STATED GOAL:
Repeat the material below word for word and leave out all pictures.

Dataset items
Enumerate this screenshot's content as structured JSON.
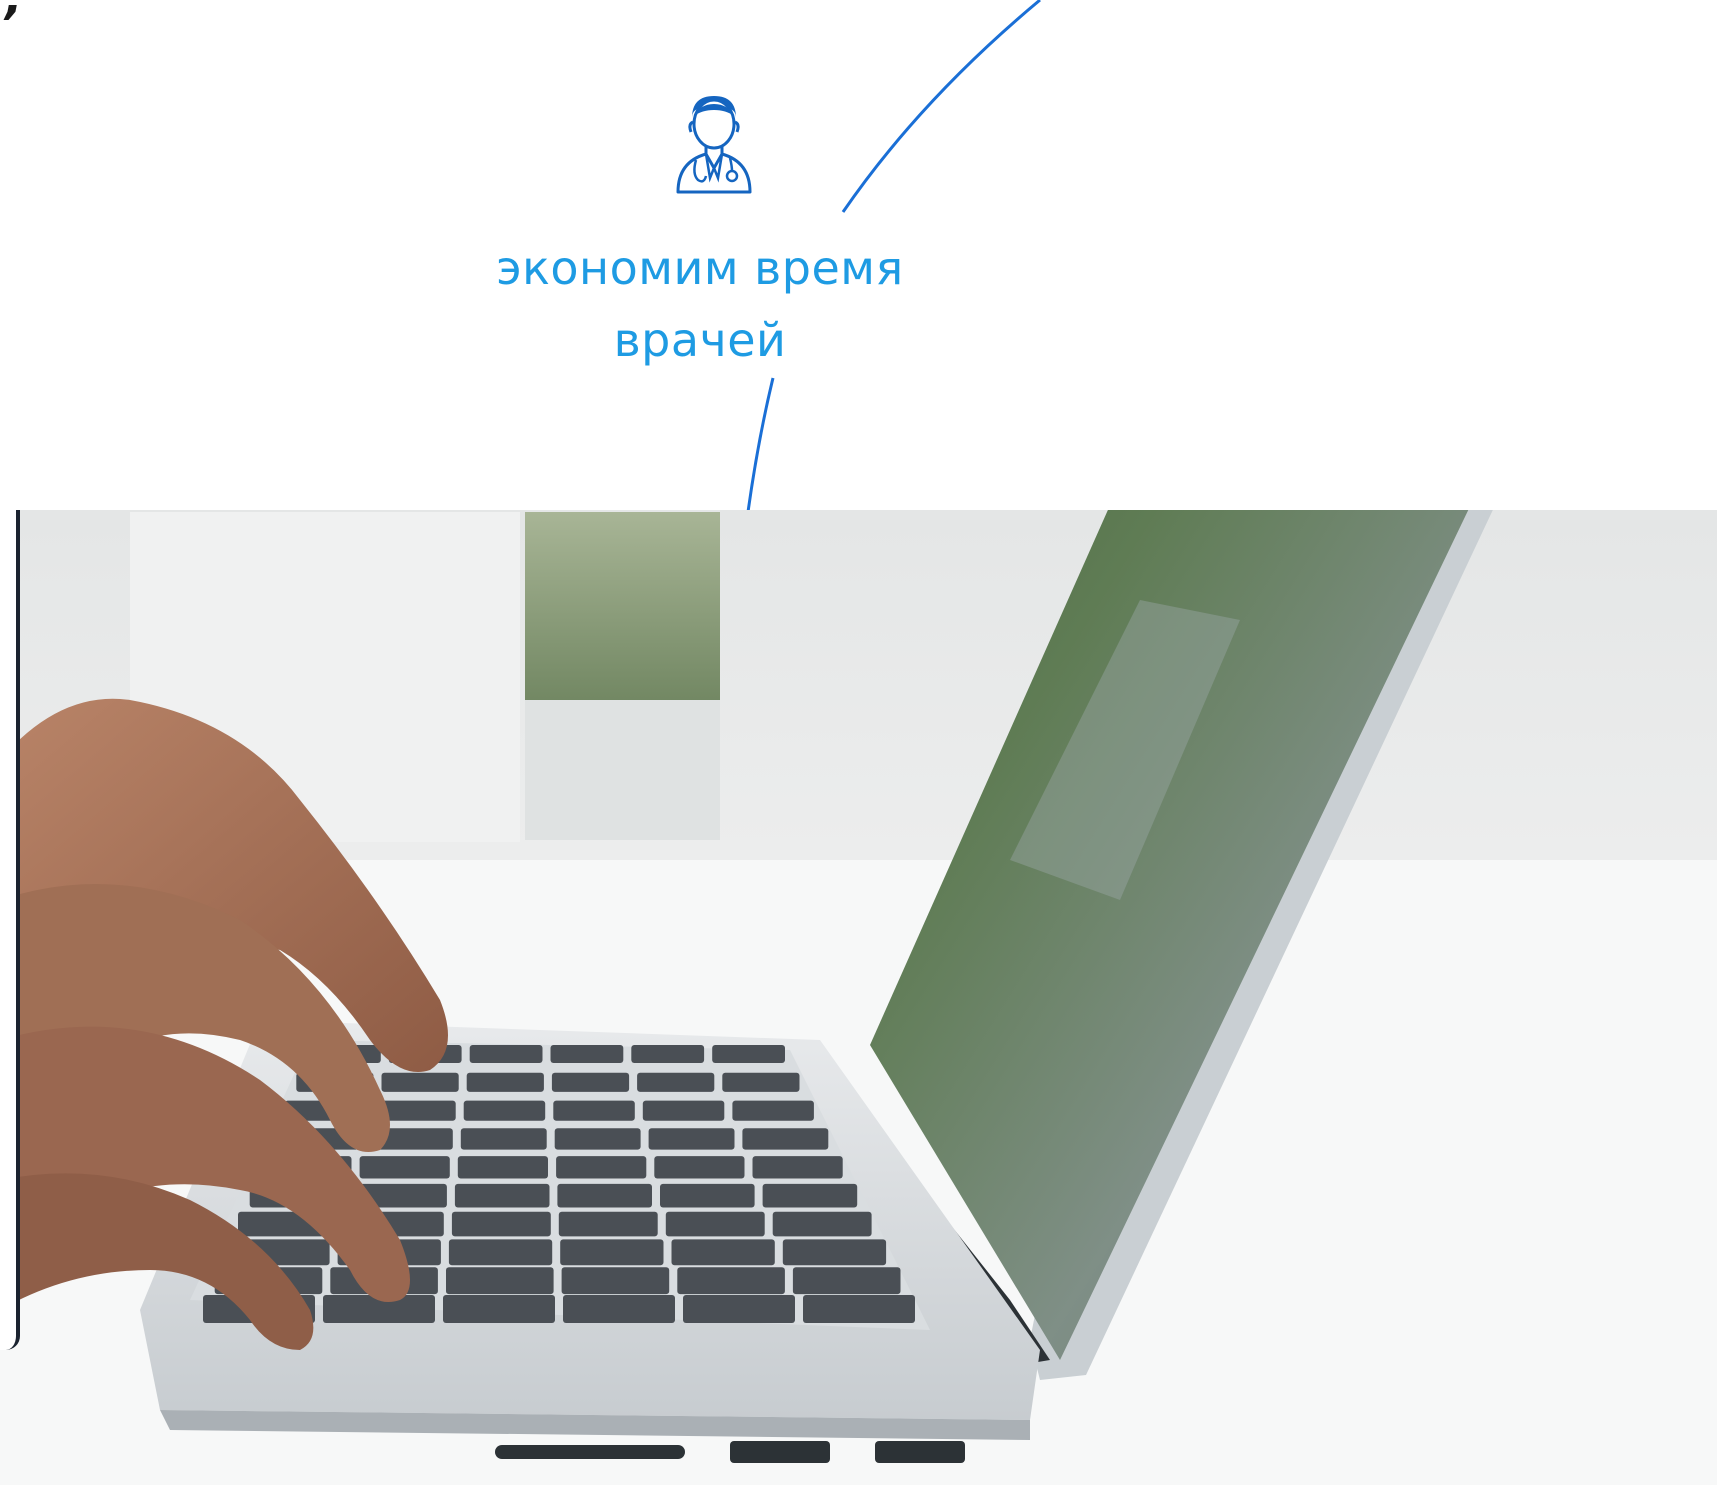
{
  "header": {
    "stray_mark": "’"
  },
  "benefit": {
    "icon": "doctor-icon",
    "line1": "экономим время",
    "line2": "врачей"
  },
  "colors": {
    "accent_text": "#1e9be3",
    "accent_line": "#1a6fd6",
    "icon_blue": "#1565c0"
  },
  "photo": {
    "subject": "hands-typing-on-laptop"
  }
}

SOLUTION TO THE EXERCISE:
Enumerate this screenshot's content as structured JSON.
{
  "header": {
    "stray_mark": "’"
  },
  "benefit": {
    "icon": "doctor-icon",
    "line1": "экономим время",
    "line2": "врачей"
  },
  "colors": {
    "accent_text": "#1e9be3",
    "accent_line": "#1a6fd6",
    "icon_blue": "#1565c0"
  },
  "photo": {
    "subject": "hands-typing-on-laptop"
  }
}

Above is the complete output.